Texte fourni:
■ ■ ■

La Maison blanche et le Trésor américain ont prévenu que les relations économiques avec l'Europe pourraient pâtir de la décision de la Commission, qui juge que les arrangements fiscaux entre Dublin et le groupe américain s'apparentent à une aide publique illégale.

Parmi les représentants des entreprises américaines en colère, Business Roundtable, qui rassemble les PDG de grands groupes, a qualifié la décision d'"acte d'agression" contre une société respectueuse des lois et un gouvernement souverain.

D'autres critiques de la décision européenne jugent qu'elle empiète sur les compétences de la justice américaine.

"Nous sommes inquiets quant à une approche unilatérale (...) qui menace (...) les efforts poursuivis en collaboration avec les Européens pour rendre équitable le système de taxation international", a dit à des journalistes le porte-parole de la Maison blanche Josh Earnest.

Le député républicain Kevin Brady dénonce lui une "ponction fiscale prédatrice".

Le gouvernement irlandais et le groupe informatique ont tous deux prévenu qu'ils comptaient faire appel de la décision.

Pour des législateurs de tout bord à Washington, la décision démontre en outre que le code fiscal des Etats-Unis doit être réécrit pour inciter les groupes américains à rapatrier les quelque 2.100 milliards de dollars (1.880 milliards d'euros) de bénéfices détenus à l'étranger.

Les désaccords entre républicains et démocrates restent toutefois profonds sur le sujet, et rien n'annonce une réforme dans l'immédiat.

■ ■ ■

Jeu de données:
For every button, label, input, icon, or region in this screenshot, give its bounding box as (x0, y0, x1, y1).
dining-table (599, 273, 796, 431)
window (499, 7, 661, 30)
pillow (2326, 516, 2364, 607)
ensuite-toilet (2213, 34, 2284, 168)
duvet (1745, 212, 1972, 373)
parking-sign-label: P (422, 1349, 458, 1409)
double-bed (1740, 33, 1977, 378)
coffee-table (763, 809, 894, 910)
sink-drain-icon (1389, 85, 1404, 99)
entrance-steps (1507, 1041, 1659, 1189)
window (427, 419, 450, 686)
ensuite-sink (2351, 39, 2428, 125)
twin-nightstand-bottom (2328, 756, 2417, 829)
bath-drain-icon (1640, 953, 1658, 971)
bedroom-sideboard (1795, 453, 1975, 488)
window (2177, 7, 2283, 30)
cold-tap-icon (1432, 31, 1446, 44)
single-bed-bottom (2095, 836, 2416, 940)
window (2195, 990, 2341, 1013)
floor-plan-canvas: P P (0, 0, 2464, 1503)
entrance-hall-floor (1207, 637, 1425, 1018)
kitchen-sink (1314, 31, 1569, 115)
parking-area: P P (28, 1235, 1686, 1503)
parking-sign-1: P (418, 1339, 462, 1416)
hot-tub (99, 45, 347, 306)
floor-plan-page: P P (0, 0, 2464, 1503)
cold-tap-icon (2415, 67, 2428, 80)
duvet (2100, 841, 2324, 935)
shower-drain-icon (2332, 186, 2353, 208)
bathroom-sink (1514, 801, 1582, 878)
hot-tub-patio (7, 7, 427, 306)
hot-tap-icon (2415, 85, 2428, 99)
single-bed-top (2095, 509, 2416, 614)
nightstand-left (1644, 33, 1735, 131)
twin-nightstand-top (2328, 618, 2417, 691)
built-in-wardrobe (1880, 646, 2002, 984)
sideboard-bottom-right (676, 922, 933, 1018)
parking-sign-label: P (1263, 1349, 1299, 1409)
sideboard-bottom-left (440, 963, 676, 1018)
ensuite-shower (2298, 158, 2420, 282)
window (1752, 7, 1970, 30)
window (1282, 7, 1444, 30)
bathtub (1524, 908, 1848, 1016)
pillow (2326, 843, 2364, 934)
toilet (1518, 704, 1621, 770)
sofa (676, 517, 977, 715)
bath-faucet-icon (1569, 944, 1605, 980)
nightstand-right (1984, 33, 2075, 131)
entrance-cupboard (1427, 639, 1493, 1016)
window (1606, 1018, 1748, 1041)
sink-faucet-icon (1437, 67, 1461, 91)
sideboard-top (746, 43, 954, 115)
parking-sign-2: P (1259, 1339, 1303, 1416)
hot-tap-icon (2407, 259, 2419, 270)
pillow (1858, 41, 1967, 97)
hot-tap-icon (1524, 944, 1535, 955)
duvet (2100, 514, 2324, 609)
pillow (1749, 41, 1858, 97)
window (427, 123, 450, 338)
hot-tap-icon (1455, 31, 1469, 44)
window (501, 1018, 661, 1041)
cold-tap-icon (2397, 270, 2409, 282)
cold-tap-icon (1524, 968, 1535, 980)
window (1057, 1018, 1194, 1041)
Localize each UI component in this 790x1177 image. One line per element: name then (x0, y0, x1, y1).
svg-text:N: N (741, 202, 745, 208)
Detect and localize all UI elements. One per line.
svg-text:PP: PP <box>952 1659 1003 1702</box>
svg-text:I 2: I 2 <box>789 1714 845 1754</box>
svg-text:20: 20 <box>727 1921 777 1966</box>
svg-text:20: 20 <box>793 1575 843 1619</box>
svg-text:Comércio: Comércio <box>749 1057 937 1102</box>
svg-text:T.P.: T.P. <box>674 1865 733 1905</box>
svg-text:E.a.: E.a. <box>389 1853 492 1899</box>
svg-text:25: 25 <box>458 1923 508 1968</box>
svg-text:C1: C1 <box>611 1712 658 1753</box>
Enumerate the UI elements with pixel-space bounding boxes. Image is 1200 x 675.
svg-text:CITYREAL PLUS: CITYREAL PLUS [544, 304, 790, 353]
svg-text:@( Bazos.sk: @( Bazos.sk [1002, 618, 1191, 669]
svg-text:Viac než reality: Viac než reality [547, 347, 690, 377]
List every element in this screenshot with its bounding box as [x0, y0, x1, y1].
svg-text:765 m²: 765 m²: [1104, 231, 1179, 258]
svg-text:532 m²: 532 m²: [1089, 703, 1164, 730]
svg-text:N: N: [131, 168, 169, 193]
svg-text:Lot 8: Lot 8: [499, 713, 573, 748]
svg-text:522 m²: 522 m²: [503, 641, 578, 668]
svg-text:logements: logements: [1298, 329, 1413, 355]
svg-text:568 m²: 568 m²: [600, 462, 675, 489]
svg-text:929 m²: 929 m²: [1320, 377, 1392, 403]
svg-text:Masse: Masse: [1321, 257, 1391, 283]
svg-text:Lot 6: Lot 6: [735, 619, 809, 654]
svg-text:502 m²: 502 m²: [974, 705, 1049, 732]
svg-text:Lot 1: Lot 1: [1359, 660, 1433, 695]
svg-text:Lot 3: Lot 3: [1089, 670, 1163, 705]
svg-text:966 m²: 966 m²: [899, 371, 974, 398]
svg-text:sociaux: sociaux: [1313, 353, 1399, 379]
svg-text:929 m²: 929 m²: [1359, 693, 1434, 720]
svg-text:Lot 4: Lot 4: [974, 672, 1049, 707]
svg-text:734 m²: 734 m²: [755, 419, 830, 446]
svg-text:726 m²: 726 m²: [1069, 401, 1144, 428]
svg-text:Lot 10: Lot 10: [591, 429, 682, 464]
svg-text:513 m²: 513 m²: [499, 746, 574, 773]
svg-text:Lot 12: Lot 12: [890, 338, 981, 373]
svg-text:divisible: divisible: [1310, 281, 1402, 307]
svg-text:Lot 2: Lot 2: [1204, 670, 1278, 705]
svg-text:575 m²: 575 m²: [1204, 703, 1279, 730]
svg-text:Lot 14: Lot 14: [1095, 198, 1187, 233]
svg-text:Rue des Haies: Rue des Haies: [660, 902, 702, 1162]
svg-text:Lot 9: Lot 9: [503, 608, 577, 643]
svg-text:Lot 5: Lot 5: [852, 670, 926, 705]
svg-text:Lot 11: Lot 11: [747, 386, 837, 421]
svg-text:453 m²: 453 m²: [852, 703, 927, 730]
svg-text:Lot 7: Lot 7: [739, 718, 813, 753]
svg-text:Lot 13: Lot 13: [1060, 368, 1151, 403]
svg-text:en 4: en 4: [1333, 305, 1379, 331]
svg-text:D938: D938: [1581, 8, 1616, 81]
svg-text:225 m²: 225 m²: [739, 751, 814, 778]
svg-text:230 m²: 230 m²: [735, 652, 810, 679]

■ ■ ■

À faire:
• A. Traduisez en anglais cette phrase du texte sur la décision fiscale européenne : « Le gouvernement irlandais et le groupe informatique ont tous deux prévenu qu'ils comptaient faire appel de la décision. »
• B. Recopiez sans rien changer le passage du texte sur la décision fiscale européenne, de « Le député républicain » à « de la décision. ».
La liste est un document à part, sans rapport avec le texte.

Réponses attendues:
• A. The Irish government and the computer group both warned that they intended to appeal the decision.

• B.
Le député républicain Kevin Brady dénonce lui une "ponction fiscale prédatrice".

Le gouvernement irlandais et le groupe informatique ont tous deux prévenu qu'ils comptaient faire appel de la décision.